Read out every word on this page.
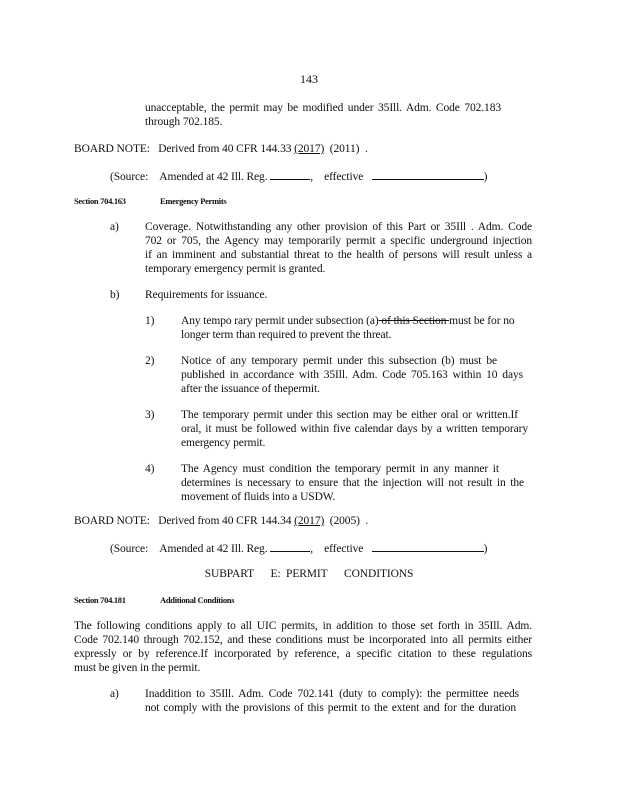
143
unacceptable, the permit may be modified under 35Ill. Adm. Code 702.183
through 702.185.
BOARD NOTE: Derived from 40 CFR 144.33 (2017) (2011) .
(Source: Amended at 42 Ill. Reg.	, effective	)
Section 704.163	Emergency Permits
a) Coverage. Notwithstanding any other provision of this Part or 35Ill . Adm. Code
702 or 705, the Agency may temporarily permit a specific underground injection
if an imminent and substantial threat to the health of persons will result unless a
temporary emergency permit is granted.
b) Requirements for issuance.
1) Any tempo rary permit under subsection (a) of this Section must be for no
longer term than required to prevent the threat.
2) Notice of any temporary permit under this subsection (b) must be
published in accordance with 35Ill. Adm. Code 705.163 within 10 days
after the issuance of thepermit.
3) The temporary permit under this section may be either oral or written.If
oral, it must be followed within five calendar days by a written temporary
emergency permit.
4) The Agency must condition the temporary permit in any manner it
determines is necessary to ensure that the injection will not result in the
movement of fluids into a USDW.
BOARD NOTE: Derived from 40 CFR 144.34 (2017) (2005) .
(Source: Amended at 42 Ill. Reg.	, effective	)
SUBPART      E:  PERMIT      CONDITIONS
Section 704.181	Additional Conditions
The following conditions apply to all UIC permits, in addition to those set forth in 35Ill. Adm.
Code 702.140 through 702.152, and these conditions must be incorporated into all permits either
expressly or by reference.If incorporated by reference, a specific citation to these regulations
must be given in the permit.
a) Inaddition to 35Ill. Adm. Code 702.141 (duty to comply): the permittee needs
not comply with the provisions of this permit to the extent and for the duration
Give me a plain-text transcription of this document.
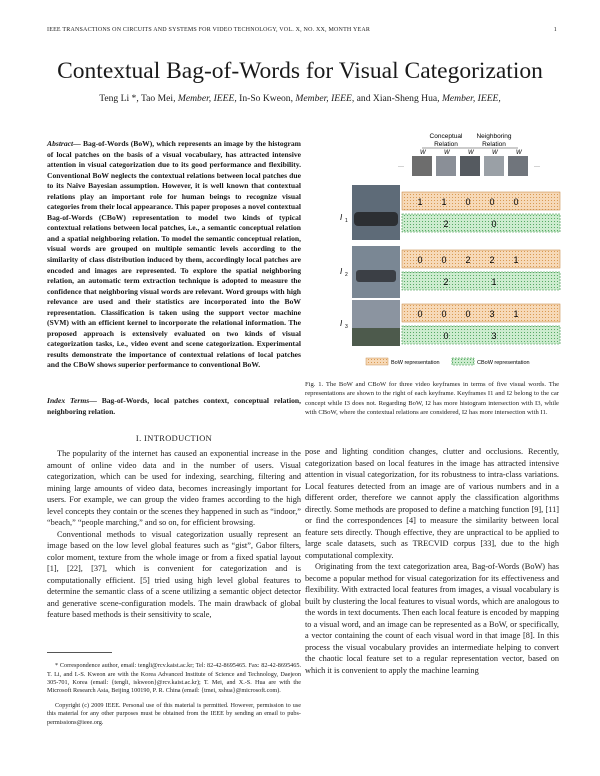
IEEE TRANSACTIONS ON CIRCUITS AND SYSTEMS FOR VIDEO TECHNOLOGY, VOL. X, NO. XX, MONTH YEAR	1
Contextual Bag-of-Words for Visual Categorization
Teng Li *, Tao Mei, Member, IEEE, In-So Kweon, Member, IEEE, and Xian-Sheng Hua, Member, IEEE,

Abstract— Bag-of-Words (BoW), which represents an image by the histogram of local patches on the basis of a visual vocabulary, has attracted intensive attention in visual categorization due to its good performance and flexibility. Conventional BoW neglects the contextual relations between local patches due to its Naive Bayesian assumption. However, it is well known that contextual relations play an important role for human beings to recognize visual categories from their local appearance. This paper proposes a novel contextual Bag-of-Words (CBoW) representation to model two kinds of typical contextual relations between local patches, i.e., a semantic conceptual relation and a spatial neighboring relation. To model the semantic conceptual relation, visual words are grouped on multiple semantic levels according to the similarity of class distribution induced by them, accordingly local patches are encoded and images are represented. To explore the spatial neighboring relation, an automatic term extraction technique is adopted to measure the confidence that neighboring visual words are relevant. Word groups with high relevance are used and their statistics are incorporated into the BoW representation. Classification is taken using the support vector machine (SVM) with an efficient kernel to incorporate the relational information. The proposed approach is extensively evaluated on two kinds of visual categorization tasks, i.e., video event and scene categorization. Experimental results demonstrate the importance of contextual relations of local patches and the CBoW shows superior performance to conventional BoW.

Index Terms— Bag-of-Words, local patches context, conceptual relation, neighboring relation.

I. INTRODUCTION

The popularity of the internet has caused an exponential increase in the amount of online video data and in the number of users. Visual categorization, which can be used for indexing, searching, filtering and mining large amounts of video data, becomes increasingly important for users. For example, we can group the video frames according to the high level concepts they contain or the scenes they happened in such as “indoor,” “beach,” “people marching,” and so on, for efficient browsing.

Conventional methods to visual categorization usually represent an image based on the low level global features such as “gist”, Gabor filters, color moment, texture from the whole image or from a fixed spatial layout [1], [22], [37], which is convenient for categorization and is computationally efficient. [5] tried using high level global features to determine the semantic class of a scene utilizing a semantic object detector and generative scene-configuration models. The main drawback of global feature based methods is their sensitivity to scale,

* Correspondence author, email: tengli@rcv.kaist.ac.kr; Tel: 82-42-8695465. Fax: 82-42-8695465. T. Li, and I.-S. Kweon are with the Korea Advanced Institute of Science and Technology, Daejeon 305-701, Korea (email: {tengli, iskweon}@rcv.kaist.ac.kr); T. Mei, and X.-S. Hua are with the Microsoft Research Asia, Beijing 100190, P. R. China (email: {tmei, xshua}@microsoft.com).

Copyright (c) 2009 IEEE. Personal use of this material is permitted. However, permission to use this material for any other purposes must be obtained from the IEEE by sending an email to pubs-permissions@ieee.org.

Conceptual
Relation
Neighboring
Relation
···	···
W	W	W	W	W
I 1
1 1 0 0 0
2	0
I 2
0 0 2 2 1
2	1
I 3
0 0 0 3 1
0	3
BoW representation	CBoW representation
Fig. 1. The BoW and CBoW for three video keyframes in terms of five visual words. The representations are shown to the right of each keyframe. Keyframes I1 and I2 belong to the car concept while I3 does not. Regarding BoW, I2 has more histogram intersection with I3, while with CBoW, where the contextual relations are considered, I2 has more intersection with I1.

pose and lighting condition changes, clutter and occlusions. Recently, categorization based on local features in the image has attracted intensive attention in visual categorization, for its robustness to intra-class variations. Local features detected from an image are of various numbers and in a different order, therefore we cannot apply the classification algorithms directly. Some methods are proposed to define a matching function [9], [11] or find the correspondences [4] to measure the similarity between local feature sets directly. Though effective, they are unpractical to be applied to large scale datasets, such as TRECVID corpus [33], due to the high computational complexity.

Originating from the text categorization area, Bag-of-Words (BoW) has become a popular method for visual categorization for its effectiveness and flexibility. With extracted local features from images, a visual vocabulary is built by clustering the local features to visual words, which are analogous to the words in text documents. Then each local feature is encoded by mapping to a visual word, and an image can be represented as a BoW, or specifically, a vector containing the count of each visual word in that image [8]. In this process the visual vocabulary provides an intermediate helping to convert the chaotic local feature set to a regular representation vector, based on which it is convenient to apply the machine learning
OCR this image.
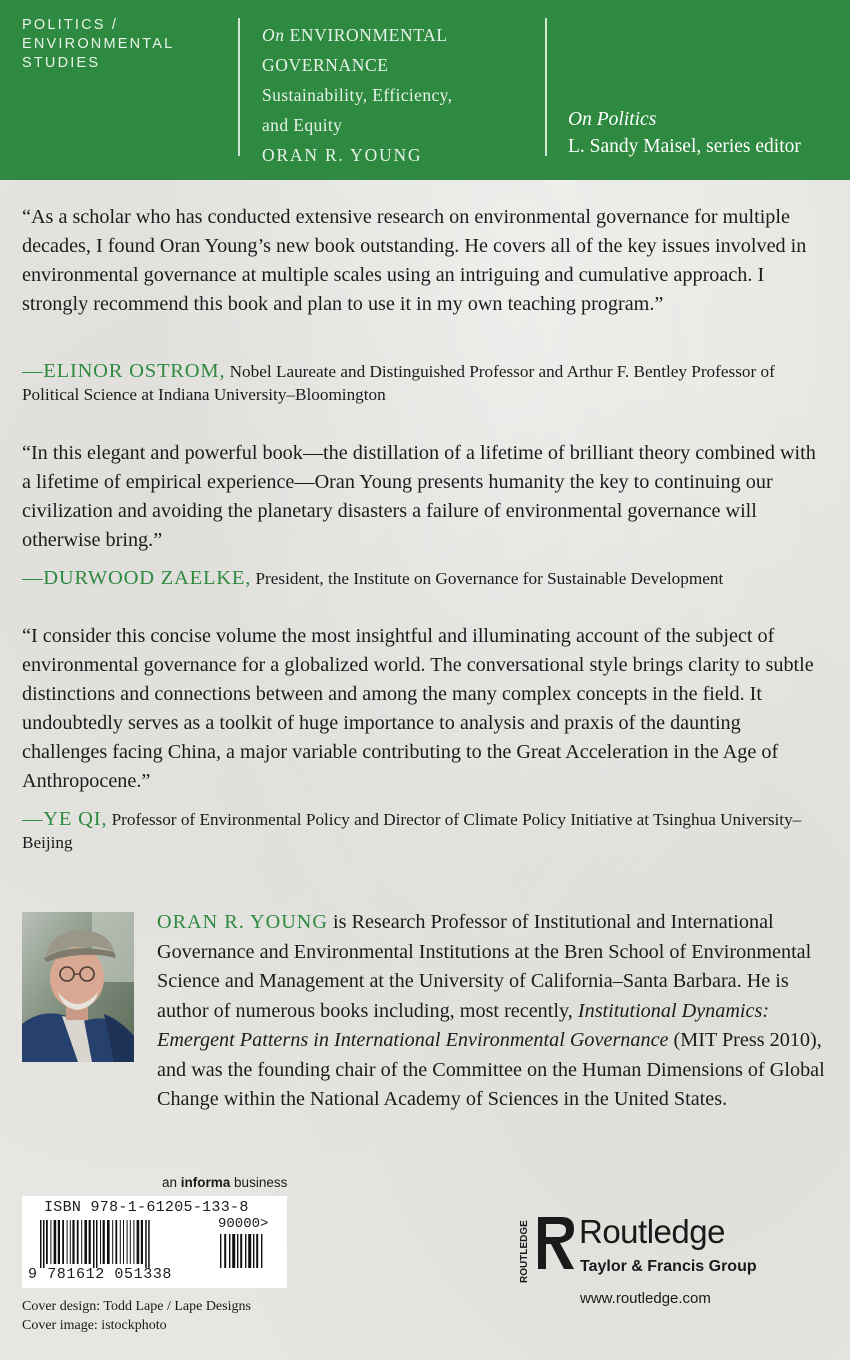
POLITICS /
ENVIRONMENTAL
STUDIES
On ENVIRONMENTAL
GOVERNANCE
Sustainability, Efficiency,
and Equity
ORAN R. YOUNG
On Politics
L. Sandy Maisel, series editor
“As a scholar who has conducted extensive research on environmental governance for multiple decades, I found Oran Young’s new book outstanding. He covers all of the key issues involved in environmental governance at multiple scales using an intriguing and cumulative approach. I strongly recommend this book and plan to use it in my own teaching program.”
—ELINOR OSTROM, Nobel Laureate and Distinguished Professor and Arthur F. Bentley Professor of Political Science at Indiana University–Bloomington
“In this elegant and powerful book—the distillation of a lifetime of brilliant theory combined with a lifetime of empirical experience—Oran Young presents humanity the key to continuing our civilization and avoiding the planetary disasters a failure of environmental governance will otherwise bring.”
—DURWOOD ZAELKE, President, the Institute on Governance for Sustainable Development
“I consider this concise volume the most insightful and illuminating account of the subject of environmental governance for a globalized world. The conversational style brings clarity to subtle distinctions and connections between and among the many complex concepts in the field. It undoubtedly serves as a toolkit of huge importance to analysis and praxis of the daunting challenges facing China, a major variable contributing to the Great Acceleration in the Age of Anthropocene.”
—YE QI, Professor of Environmental Policy and Director of Climate Policy Initiative at Tsinghua University–Beijing
ORAN R. YOUNG is Research Professor of Institutional and International Governance and Environmental Institutions at the Bren School of Environmental Science and Management at the University of California–Santa Barbara. He is author of numerous books including, most recently, Institutional Dynamics: Emergent Patterns in International Environmental Governance (MIT Press 2010), and was the founding chair of the Committee on the Human Dimensions of Global Change within the National Academy of Sciences in the United States.
an informa business
ISBN 978-1-61205-133-8
90000>
9 781612 051338
Cover design: Todd Lape / Lape Designs
Cover image: istockphoto
ROUTLEDGE Routledge
Taylor & Francis Group
www.routledge.com
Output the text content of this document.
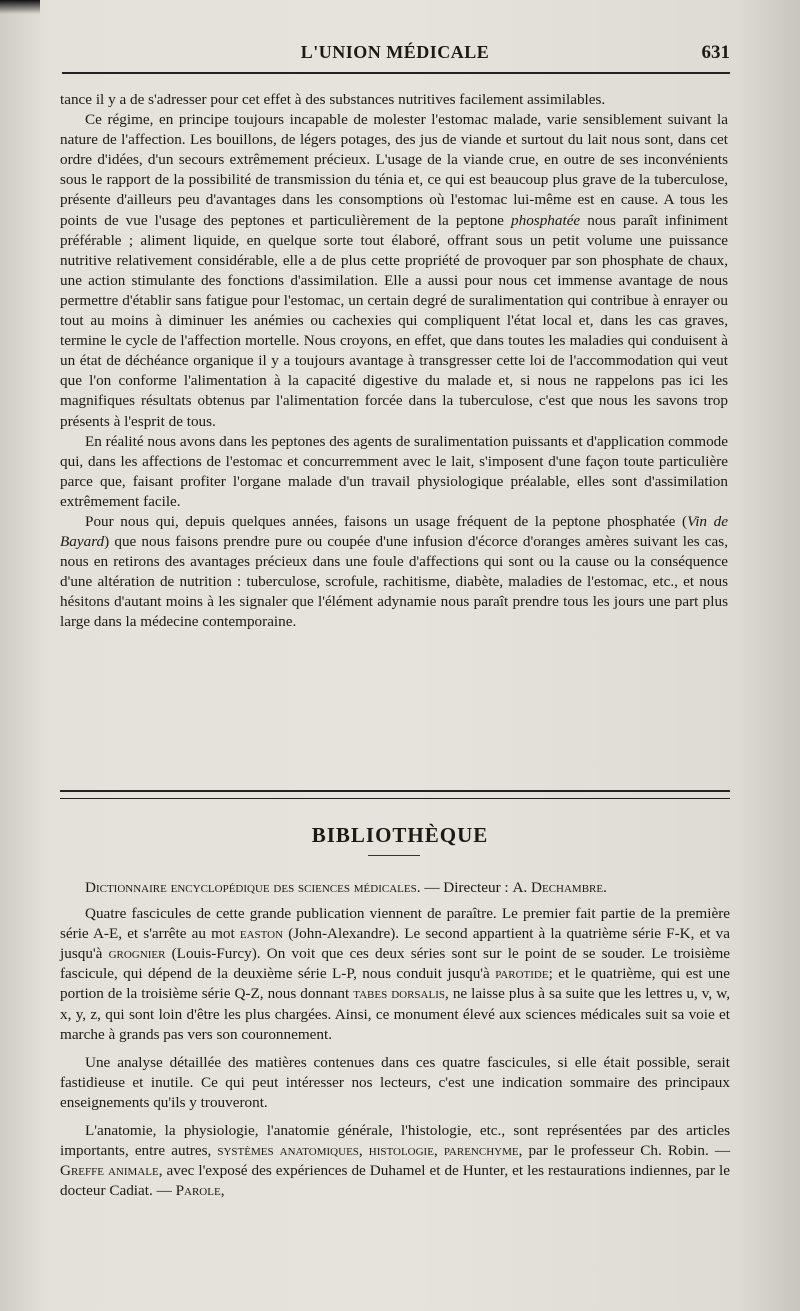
L'UNION MÉDICALE	631

tance il y a de s'adresser pour cet effet à des substances nutritives facilement assimilables.

Ce régime, en principe toujours incapable de molester l'estomac malade, varie sensiblement suivant la nature de l'affection. Les bouillons, de légers potages, des jus de viande et surtout du lait nous sont, dans cet ordre d'idées, d'un secours extrêmement précieux. L'usage de la viande crue, en outre de ses inconvénients sous le rapport de la possibilité de transmission du ténia et, ce qui est beaucoup plus grave de la tuberculose, présente d'ailleurs peu d'avantages dans les consomptions où l'estomac lui-même est en cause. A tous les points de vue l'usage des peptones et particulièrement de la peptone phosphatée nous paraît infiniment préférable ; aliment liquide, en quelque sorte tout élaboré, offrant sous un petit volume une puissance nutritive relativement considérable, elle a de plus cette propriété de provoquer par son phosphate de chaux, une action stimulante des fonctions d'assimilation. Elle a aussi pour nous cet immense avantage de nous permettre d'établir sans fatigue pour l'estomac, un certain degré de suralimentation qui contribue à enrayer ou tout au moins à diminuer les anémies ou cachexies qui compliquent l'état local et, dans les cas graves, termine le cycle de l'affection mortelle. Nous croyons, en effet, que dans toutes les maladies qui conduisent à un état de déchéance organique il y a toujours avantage à transgresser cette loi de l'accommodation qui veut que l'on conforme l'alimentation à la capacité digestive du malade et, si nous ne rappelons pas ici les magnifiques résultats obtenus par l'alimentation forcée dans la tuberculose, c'est que nous les savons trop présents à l'esprit de tous.

En réalité nous avons dans les peptones des agents de suralimentation puissants et d'application commode qui, dans les affections de l'estomac et concurremment avec le lait, s'imposent d'une façon toute particulière parce que, faisant profiter l'organe malade d'un travail physiologique préalable, elles sont d'assimilation extrêmement facile.

Pour nous qui, depuis quelques années, faisons un usage fréquent de la peptone phosphatée (Vin de Bayard) que nous faisons prendre pure ou coupée d'une infusion d'écorce d'oranges amères suivant les cas, nous en retirons des avantages précieux dans une foule d'affections qui sont ou la cause ou la conséquence d'une altération de nutrition : tuberculose, scrofule, rachitisme, diabète, maladies de l'estomac, etc., et nous hésitons d'autant moins à les signaler que l'élément adynamie nous paraît prendre tous les jours une part plus large dans la médecine contemporaine.

BIBLIOTHÈQUE

Dictionnaire encyclopédique des sciences médicales. — Directeur : A. Dechambre.

Quatre fascicules de cette grande publication viennent de paraître. Le premier fait partie de la première série A-E, et s'arrête au mot easton (John-Alexandre). Le second appartient à la quatrième série F-K, et va jusqu'à grognier (Louis-Furcy). On voit que ces deux séries sont sur le point de se souder. Le troisième fascicule, qui dépend de la deuxième série L-P, nous conduit jusqu'à parotide; et le quatrième, qui est une portion de la troisième série Q-Z, nous donnant tabes dorsalis, ne laisse plus à sa suite que les lettres u, v, w, x, y, z, qui sont loin d'être les plus chargées. Ainsi, ce monument élevé aux sciences médicales suit sa voie et marche à grands pas vers son couronnement.

Une analyse détaillée des matières contenues dans ces quatre fascicules, si elle était possible, serait fastidieuse et inutile. Ce qui peut intéresser nos lecteurs, c'est une indication sommaire des principaux enseignements qu'ils y trouveront.

L'anatomie, la physiologie, l'anatomie générale, l'histologie, etc., sont représentées par des articles importants, entre autres, systèmes anatomiques, histologie, parenchyme, par le professeur Ch. Robin. — Greffe animale, avec l'exposé des expériences de Duhamel et de Hunter, et les restaurations indiennes, par le docteur Cadiat. — Parole,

* * * *

What to work on => Filter the records above for "avec" and copy every matching line.

Full solution =>
En réalité nous avons dans les peptones des agents de suralimentation puissants et d'application commode qui, dans les affections de l'estomac et concurremment avec le lait, s'imposent d'une façon toute particulière parce que, faisant profiter l'organe malade d'un travail physiologique préalable, elles sont d'assimilation extrêmement facile.
L'anatomie, la physiologie, l'anatomie générale, l'histologie, etc., sont représentées par des articles importants, entre autres, systèmes anatomiques, histologie, parenchyme, par le professeur Ch. Robin. — Greffe animale, avec l'exposé des expériences de Duhamel et de Hunter, et les restaurations indiennes, par le docteur Cadiat. — Parole,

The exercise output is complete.